● **Records supplied**

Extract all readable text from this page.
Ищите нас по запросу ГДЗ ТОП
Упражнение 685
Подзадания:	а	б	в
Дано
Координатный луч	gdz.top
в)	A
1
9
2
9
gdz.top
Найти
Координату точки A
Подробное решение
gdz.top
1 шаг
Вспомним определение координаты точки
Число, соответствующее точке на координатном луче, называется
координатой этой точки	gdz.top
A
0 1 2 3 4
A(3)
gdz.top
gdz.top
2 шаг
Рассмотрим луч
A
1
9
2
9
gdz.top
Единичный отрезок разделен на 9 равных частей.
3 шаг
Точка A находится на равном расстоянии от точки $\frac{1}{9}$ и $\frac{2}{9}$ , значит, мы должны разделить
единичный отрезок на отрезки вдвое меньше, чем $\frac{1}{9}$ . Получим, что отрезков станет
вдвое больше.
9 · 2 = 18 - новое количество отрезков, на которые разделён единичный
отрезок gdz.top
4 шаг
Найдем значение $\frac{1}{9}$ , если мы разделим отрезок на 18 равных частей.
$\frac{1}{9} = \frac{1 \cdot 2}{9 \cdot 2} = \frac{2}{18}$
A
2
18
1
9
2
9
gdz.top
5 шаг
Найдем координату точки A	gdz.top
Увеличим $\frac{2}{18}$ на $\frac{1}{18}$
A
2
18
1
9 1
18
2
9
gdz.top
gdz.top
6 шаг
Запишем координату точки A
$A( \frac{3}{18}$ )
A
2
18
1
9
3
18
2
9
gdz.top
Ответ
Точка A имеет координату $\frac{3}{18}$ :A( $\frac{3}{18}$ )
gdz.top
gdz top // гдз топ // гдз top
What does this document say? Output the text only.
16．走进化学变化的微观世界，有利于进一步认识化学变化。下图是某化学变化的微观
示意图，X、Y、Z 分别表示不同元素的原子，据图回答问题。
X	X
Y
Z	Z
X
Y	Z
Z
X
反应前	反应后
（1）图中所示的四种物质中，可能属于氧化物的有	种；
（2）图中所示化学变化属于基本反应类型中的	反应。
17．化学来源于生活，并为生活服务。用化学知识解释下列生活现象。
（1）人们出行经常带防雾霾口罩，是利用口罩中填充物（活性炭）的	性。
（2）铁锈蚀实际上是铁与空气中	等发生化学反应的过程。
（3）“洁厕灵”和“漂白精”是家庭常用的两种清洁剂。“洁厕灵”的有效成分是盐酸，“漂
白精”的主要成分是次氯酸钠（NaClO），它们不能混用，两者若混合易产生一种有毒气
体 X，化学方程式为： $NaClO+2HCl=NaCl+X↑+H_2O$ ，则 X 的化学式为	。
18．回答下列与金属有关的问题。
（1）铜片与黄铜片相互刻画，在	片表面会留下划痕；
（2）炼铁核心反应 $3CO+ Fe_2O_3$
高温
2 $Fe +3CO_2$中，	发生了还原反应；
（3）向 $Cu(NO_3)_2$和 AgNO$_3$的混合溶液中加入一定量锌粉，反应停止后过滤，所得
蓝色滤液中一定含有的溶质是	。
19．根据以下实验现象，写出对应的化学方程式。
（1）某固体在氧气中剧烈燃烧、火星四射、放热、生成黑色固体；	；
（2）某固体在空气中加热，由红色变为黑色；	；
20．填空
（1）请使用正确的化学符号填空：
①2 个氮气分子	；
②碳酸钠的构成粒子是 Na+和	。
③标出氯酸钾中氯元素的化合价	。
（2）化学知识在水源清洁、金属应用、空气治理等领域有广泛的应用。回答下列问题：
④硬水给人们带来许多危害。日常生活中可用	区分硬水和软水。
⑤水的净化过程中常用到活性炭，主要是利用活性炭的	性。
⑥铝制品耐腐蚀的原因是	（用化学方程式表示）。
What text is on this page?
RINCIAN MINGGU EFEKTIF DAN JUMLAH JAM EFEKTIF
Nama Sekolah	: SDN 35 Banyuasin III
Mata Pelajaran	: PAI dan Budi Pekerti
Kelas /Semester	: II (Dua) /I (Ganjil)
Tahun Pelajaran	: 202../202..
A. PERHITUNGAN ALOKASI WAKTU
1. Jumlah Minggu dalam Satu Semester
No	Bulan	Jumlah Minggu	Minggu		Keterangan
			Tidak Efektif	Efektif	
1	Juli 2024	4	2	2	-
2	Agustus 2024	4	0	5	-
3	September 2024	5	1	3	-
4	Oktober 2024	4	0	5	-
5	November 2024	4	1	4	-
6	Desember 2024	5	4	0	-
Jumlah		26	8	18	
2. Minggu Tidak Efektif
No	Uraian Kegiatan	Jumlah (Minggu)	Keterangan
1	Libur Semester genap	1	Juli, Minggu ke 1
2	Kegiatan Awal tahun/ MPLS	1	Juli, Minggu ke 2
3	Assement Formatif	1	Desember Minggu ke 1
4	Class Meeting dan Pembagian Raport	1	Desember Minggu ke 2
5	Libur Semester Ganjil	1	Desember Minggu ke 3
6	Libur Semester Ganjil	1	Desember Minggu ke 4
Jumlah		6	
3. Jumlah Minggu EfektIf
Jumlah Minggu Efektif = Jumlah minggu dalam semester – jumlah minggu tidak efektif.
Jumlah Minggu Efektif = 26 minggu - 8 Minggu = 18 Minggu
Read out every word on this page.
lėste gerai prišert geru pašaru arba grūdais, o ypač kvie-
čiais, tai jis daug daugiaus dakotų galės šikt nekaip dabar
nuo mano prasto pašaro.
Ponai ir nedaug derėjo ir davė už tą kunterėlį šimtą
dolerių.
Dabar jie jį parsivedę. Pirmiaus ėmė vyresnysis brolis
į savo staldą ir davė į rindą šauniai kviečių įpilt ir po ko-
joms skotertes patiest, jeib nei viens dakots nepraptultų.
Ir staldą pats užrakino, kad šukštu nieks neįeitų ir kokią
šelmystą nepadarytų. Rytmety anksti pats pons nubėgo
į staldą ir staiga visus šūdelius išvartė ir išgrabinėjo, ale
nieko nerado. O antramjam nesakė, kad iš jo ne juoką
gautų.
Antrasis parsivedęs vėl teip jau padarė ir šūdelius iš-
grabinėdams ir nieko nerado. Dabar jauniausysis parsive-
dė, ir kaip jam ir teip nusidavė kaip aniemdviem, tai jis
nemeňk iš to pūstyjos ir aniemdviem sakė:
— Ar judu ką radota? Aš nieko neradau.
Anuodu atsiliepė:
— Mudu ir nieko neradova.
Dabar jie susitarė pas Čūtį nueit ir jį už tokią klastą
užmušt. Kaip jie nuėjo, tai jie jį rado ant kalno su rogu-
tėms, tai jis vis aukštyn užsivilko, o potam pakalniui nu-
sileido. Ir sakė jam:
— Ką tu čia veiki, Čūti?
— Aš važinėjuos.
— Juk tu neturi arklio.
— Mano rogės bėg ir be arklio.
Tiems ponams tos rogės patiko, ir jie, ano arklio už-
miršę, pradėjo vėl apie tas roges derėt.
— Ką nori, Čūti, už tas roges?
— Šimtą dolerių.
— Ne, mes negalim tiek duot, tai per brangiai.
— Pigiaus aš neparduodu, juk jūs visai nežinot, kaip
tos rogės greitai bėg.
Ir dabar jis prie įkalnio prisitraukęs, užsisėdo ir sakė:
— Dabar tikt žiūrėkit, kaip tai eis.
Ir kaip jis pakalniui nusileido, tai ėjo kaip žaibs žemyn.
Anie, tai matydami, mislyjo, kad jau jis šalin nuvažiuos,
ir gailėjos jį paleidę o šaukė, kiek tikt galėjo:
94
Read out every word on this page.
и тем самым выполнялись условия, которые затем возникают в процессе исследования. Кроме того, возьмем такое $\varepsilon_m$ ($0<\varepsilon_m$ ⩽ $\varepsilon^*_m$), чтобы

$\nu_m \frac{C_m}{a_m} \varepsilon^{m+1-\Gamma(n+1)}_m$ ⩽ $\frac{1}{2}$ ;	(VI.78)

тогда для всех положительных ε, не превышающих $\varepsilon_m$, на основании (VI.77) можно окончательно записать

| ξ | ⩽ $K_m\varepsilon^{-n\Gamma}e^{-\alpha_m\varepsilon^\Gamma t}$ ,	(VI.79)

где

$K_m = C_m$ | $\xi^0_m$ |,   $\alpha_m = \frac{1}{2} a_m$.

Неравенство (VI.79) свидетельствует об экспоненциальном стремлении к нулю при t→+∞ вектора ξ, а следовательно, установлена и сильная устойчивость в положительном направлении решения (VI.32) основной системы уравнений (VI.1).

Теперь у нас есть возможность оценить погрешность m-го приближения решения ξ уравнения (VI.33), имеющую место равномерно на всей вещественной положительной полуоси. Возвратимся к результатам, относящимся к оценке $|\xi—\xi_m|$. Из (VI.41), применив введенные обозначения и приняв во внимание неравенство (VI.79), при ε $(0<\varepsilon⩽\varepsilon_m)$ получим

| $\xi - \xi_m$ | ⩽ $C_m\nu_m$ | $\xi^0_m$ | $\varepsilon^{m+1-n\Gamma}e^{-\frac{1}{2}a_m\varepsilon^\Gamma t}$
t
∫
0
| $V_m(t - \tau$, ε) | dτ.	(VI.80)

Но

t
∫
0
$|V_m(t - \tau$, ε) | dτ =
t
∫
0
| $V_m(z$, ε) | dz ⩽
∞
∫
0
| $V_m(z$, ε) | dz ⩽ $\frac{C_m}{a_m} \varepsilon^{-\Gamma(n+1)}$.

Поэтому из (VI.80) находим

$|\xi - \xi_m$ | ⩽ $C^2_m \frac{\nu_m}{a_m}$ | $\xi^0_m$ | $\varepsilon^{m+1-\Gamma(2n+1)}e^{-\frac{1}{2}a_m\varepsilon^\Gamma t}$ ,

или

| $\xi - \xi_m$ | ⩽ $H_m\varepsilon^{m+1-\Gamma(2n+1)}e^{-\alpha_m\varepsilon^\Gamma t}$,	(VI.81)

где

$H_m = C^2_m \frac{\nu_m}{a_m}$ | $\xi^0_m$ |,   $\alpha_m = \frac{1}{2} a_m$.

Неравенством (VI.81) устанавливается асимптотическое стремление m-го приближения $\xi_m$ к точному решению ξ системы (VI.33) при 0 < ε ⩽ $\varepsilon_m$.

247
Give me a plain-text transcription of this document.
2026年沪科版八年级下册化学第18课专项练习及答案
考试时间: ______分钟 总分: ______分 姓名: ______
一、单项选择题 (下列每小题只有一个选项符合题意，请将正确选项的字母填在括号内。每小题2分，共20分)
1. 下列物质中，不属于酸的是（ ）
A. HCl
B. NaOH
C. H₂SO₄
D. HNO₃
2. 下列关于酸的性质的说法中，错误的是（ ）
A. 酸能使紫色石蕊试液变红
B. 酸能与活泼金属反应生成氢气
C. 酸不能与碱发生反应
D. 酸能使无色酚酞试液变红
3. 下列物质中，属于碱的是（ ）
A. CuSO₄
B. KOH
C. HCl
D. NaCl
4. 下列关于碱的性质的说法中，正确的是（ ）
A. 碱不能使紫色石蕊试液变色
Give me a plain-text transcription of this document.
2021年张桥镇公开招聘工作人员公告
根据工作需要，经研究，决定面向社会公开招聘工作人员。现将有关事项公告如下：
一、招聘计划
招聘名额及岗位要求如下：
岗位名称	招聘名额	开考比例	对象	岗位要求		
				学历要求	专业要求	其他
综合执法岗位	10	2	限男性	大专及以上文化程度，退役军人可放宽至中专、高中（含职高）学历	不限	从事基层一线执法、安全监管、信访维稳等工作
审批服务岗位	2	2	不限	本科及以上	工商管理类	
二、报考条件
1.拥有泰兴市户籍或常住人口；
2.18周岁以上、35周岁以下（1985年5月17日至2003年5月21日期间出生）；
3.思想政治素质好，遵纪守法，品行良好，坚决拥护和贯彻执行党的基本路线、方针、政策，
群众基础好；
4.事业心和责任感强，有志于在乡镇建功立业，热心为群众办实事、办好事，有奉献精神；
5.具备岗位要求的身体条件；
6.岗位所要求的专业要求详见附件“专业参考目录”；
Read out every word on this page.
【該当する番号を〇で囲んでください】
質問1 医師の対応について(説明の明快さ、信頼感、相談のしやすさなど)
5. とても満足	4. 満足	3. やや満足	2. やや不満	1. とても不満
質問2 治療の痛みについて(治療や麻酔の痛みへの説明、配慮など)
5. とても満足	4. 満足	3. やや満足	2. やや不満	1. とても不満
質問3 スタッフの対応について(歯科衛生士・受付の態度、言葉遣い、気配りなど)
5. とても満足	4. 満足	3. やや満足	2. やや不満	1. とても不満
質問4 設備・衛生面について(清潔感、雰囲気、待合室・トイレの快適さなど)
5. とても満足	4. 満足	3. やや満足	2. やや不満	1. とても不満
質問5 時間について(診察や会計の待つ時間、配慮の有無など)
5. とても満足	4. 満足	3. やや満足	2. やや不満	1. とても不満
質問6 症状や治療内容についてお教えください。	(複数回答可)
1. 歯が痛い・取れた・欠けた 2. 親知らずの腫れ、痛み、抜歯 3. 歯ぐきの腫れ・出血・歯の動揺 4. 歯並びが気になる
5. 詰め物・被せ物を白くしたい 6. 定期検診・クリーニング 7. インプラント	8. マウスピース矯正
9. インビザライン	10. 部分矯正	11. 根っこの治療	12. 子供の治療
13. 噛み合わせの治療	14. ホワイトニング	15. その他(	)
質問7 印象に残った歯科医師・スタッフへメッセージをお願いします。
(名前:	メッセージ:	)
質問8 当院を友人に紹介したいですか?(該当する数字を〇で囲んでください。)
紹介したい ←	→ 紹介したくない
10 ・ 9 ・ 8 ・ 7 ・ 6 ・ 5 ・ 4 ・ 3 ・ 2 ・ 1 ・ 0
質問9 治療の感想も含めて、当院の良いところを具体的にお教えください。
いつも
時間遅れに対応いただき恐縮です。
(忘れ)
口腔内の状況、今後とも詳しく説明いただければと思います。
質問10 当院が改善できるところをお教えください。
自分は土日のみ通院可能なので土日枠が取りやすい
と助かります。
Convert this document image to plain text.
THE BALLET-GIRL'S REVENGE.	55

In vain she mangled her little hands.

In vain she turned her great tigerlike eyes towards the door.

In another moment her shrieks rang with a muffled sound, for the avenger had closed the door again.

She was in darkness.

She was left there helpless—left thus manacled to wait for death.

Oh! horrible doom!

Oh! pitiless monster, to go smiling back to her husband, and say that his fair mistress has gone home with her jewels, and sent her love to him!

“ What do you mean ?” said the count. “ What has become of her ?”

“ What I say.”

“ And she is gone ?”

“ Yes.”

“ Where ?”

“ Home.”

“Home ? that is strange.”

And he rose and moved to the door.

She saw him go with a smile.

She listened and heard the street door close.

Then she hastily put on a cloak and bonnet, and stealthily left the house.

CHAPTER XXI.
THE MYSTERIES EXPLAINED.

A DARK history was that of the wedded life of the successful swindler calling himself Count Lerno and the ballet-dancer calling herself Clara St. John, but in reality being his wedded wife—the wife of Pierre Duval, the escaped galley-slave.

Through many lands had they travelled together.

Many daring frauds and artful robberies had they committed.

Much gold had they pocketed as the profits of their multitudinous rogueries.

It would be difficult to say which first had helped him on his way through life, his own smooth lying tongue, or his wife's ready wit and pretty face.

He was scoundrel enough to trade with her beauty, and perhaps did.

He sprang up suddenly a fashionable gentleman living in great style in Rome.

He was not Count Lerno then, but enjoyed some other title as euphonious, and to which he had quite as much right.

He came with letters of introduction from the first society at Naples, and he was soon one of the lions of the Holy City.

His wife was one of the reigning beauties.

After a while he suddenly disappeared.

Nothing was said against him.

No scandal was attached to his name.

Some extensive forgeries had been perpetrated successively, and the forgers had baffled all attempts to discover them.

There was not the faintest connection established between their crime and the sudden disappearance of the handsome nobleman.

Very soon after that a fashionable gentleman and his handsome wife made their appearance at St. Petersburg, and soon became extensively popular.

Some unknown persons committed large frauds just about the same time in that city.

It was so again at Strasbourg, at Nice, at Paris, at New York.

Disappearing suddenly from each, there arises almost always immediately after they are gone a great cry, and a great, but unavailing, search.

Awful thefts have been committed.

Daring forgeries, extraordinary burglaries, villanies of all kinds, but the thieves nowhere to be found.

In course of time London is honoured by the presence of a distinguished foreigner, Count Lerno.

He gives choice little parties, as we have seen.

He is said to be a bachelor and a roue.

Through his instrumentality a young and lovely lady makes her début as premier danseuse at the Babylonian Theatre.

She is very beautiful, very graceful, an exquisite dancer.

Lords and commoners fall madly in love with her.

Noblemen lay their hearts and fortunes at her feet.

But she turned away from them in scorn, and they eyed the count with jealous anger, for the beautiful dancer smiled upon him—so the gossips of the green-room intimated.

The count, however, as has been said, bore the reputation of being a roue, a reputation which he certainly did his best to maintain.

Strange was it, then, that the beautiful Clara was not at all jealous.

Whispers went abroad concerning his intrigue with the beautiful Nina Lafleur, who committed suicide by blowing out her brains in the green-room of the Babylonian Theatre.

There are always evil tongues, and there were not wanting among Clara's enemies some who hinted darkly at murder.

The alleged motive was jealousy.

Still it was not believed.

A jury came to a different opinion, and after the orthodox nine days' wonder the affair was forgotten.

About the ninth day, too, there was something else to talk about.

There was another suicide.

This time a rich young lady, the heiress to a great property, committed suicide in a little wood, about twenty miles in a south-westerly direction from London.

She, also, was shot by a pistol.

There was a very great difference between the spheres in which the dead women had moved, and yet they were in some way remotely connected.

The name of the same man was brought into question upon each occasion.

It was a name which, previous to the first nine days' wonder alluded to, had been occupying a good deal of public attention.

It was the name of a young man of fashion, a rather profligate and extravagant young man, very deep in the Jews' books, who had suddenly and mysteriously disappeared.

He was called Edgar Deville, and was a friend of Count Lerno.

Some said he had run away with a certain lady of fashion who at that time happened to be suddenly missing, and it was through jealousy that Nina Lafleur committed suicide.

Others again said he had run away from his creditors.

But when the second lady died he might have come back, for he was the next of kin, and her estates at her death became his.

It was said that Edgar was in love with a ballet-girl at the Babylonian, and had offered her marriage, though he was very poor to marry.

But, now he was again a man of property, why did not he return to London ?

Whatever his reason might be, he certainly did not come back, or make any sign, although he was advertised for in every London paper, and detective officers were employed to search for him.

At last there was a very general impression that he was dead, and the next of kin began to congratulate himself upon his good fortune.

● **Set task**
Pick out each line that holds the string "aniemdviem".

● **Task answer**
dė, ir kaip jam ir teip nusidavė kaip aniemdviem, tai jis
nemeňk iš to pūstyjos ir aniemdviem sakė:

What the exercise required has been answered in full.